** WHAT THE TASK ASKS **
Find the string "此事古难全" in the listing and report every line that has it.

** DATA LISTING **
— START —

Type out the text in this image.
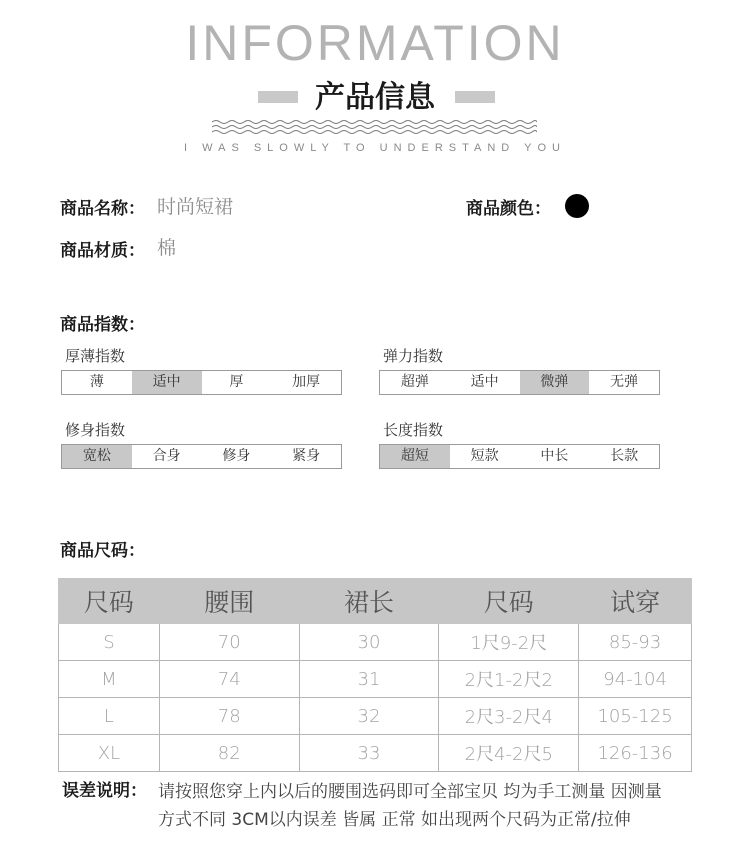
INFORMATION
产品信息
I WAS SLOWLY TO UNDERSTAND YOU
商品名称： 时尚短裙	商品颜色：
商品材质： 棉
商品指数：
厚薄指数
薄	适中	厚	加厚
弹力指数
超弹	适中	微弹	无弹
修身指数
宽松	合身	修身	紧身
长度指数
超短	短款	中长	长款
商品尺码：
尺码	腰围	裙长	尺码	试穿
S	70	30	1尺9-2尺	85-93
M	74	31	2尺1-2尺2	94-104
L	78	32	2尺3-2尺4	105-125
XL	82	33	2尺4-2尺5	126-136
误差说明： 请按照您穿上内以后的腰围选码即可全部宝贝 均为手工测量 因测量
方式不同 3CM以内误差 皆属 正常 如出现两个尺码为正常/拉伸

— END —
— START —

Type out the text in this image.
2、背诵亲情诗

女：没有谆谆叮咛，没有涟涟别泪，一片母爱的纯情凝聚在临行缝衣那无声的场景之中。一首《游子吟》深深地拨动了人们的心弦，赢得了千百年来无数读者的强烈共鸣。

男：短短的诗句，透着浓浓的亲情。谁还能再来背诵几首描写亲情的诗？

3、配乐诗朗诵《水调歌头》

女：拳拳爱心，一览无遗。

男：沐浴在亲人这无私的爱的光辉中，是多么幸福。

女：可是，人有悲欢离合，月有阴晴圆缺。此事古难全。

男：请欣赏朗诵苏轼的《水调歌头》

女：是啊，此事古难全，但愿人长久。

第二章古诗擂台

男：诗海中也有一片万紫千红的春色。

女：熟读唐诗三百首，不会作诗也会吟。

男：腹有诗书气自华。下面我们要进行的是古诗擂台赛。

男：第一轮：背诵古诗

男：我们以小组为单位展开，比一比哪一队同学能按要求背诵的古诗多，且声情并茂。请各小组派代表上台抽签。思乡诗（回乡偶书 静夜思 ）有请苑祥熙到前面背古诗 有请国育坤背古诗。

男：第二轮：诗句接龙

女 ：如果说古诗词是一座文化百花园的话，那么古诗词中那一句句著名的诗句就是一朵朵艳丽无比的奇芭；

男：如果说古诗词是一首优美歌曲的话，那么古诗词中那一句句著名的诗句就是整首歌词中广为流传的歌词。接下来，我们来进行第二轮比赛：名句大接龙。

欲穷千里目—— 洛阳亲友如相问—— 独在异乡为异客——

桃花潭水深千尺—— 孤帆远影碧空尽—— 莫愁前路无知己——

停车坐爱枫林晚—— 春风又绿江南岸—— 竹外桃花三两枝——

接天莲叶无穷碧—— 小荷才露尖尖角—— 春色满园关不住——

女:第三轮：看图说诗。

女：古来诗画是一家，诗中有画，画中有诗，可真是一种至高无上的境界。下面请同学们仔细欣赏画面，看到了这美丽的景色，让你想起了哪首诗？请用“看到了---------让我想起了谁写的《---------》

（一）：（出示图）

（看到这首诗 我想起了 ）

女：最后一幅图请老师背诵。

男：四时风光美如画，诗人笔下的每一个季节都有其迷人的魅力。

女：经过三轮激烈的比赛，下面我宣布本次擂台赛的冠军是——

— END —

** RESULT OF THIS EXERCISE **
女：可是，人有悲欢离合，月有阴晴圆缺。此事古难全。
女：是啊，此事古难全，但愿人长久。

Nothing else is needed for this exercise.